*What needs to be done*. Gather up the lines that contain "Frankf".

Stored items

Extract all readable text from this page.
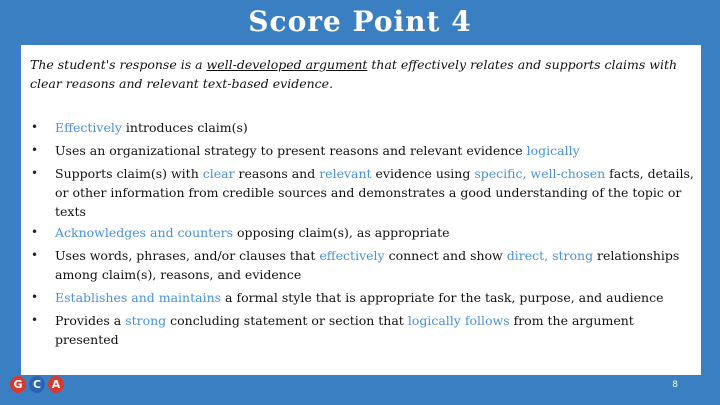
Score Point 4
The student's response is a well-developed argument that effectively relates and supports claims with clear reasons and relevant text-based evidence.
• Effectively introduces claim(s)
• Uses an organizational strategy to present reasons and relevant evidence logically
• Supports claim(s) with clear reasons and relevant evidence using specific, well-chosen facts, details, or other information from credible sources and demonstrates a good understanding of the topic or texts
• Acknowledges and counters opposing claim(s), as appropriate
• Uses words, phrases, and/or clauses that effectively connect and show direct, strong relationships among claim(s), reasons, and evidence
• Establishes and maintains a formal style that is appropriate for the task, purpose, and audience
• Provides a strong concluding statement or section that logically follows from the argument presented
G C A	8
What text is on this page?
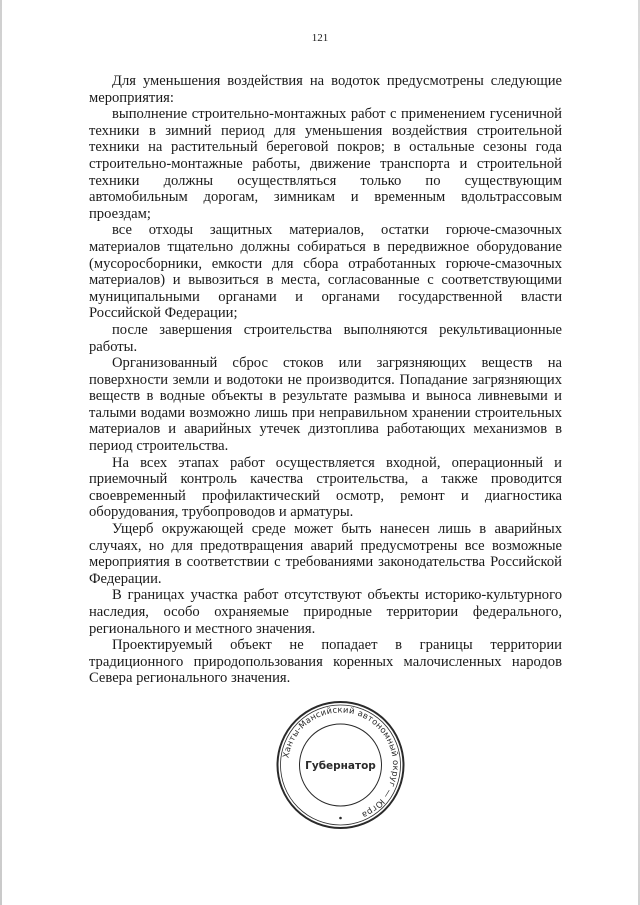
121

Для уменьшения воздействия на водоток предусмотрены следующие мероприятия:

выполнение строительно-монтажных работ с применением гусеничной техники в зимний период для уменьшения воздействия строительной техники на растительный береговой покров; в остальные сезоны года строительно-монтажные работы, движение транспорта и строительной техники должны осуществляться только по существующим автомобильным дорогам, зимникам и временным вдольтрассовым проездам;

все отходы защитных материалов, остатки горюче-смазочных материалов тщательно должны собираться в передвижное оборудование (мусоросборники, емкости для сбора отработанных горюче-смазочных материалов) и вывозиться в места, согласованные с соответствующими муниципальными органами и органами государственной власти Российской Федерации;

после завершения строительства выполняются рекультивационные работы.

Организованный сброс стоков или загрязняющих веществ на поверхности земли и водотоки не производится. Попадание загрязняющих веществ в водные объекты в результате размыва и выноса ливневыми и талыми водами возможно лишь при неправильном хранении строительных материалов и аварийных утечек дизтоплива работающих механизмов в период строительства.

На всех этапах работ осуществляется входной, операционный и приемочный контроль качества строительства, а также проводится своевременный профилактический осмотр, ремонт и диагностика оборудования, трубопроводов и арматуры.

Ущерб окружающей среде может быть нанесен лишь в аварийных случаях, но для предотвращения аварий предусмотрены все возможные мероприятия в соответствии с требованиями законодательства Российской Федерации.

В границах участка работ отсутствуют объекты историко-культурного наследия, особо охраняемые природные территории федерального, регионального и местного значения.

Проектируемый объект не попадает в границы территории традиционного природопользования коренных малочисленных народов Севера регионального значения.

Ханты-Мансийский автономный округ — Югра
Губернатор
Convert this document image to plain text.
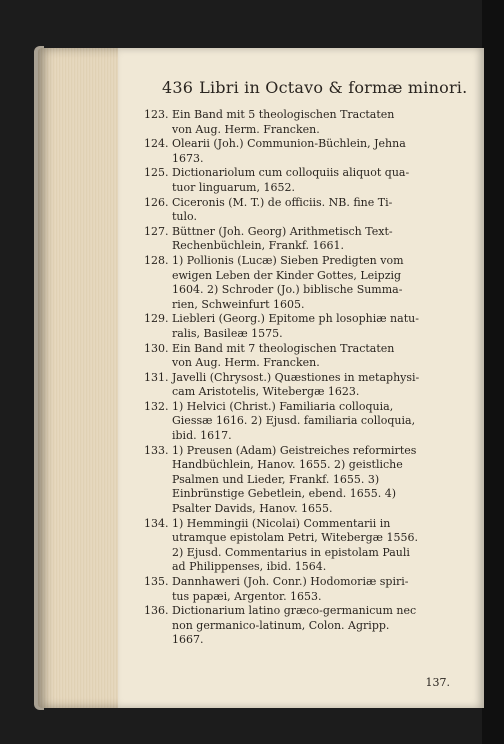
436 Libri in Octavo & formæ minori.
123. Ein Band mit 5 theologischen Tractaten
von Aug. Herm. Francken.
124. Olearii (Joh.) Communion-Büchlein, Jehna
1673.
125. Dictionariolum cum colloquiis aliquot qua-
tuor linguarum, 1652.
126. Ciceronis (M. T.) de officiis. NB. fine Ti-
tulo.
127. Büttner (Joh. Georg) Arithmetisch Text-
Rechenbüchlein, Frankf. 1661.
128. 1) Pollionis (Lucæ) Sieben Predigten vom
ewigen Leben der Kinder Gottes, Leipzig
1604. 2) Schroder (Jo.) biblische Summa-
rien, Schweinfurt 1605.
129. Liebleri (Georg.) Epitome ph losophiæ natu-
ralis, Basileæ 1575.
130. Ein Band mit 7 theologischen Tractaten
von Aug. Herm. Francken.
131. Javelli (Chrysost.) Quæstiones in metaphysi-
cam Aristotelis, Witebergæ 1623.
132. 1) Helvici (Christ.) Familiaria colloquia,
Giessæ 1616. 2) Ejusd. familiaria colloquia,
ibid. 1617.
133. 1) Preusen (Adam) Geistreiches reformirtes
Handbüchlein, Hanov. 1655. 2) geistliche
Psalmen und Lieder, Frankf. 1655. 3)
Einbrünstige Gebetlein, ebend. 1655. 4)
Psalter Davids, Hanov. 1655.
134. 1) Hemmingii (Nicolai) Commentarii in
utramque epistolam Petri, Witebergæ 1556.
2) Ejusd. Commentarius in epistolam Pauli
ad Philippenses, ibid. 1564.
135. Dannhaweri (Joh. Conr.) Hodomoriæ spiri-
tus papæi, Argentor. 1653.
136. Dictionarium latino græco-germanicum nec
non germanico-latinum, Colon. Agripp.
1667.
137.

*Finished task*.
Rechenbüchlein, Frankf. 1661.
Psalmen und Lieder, Frankf. 1655. 3)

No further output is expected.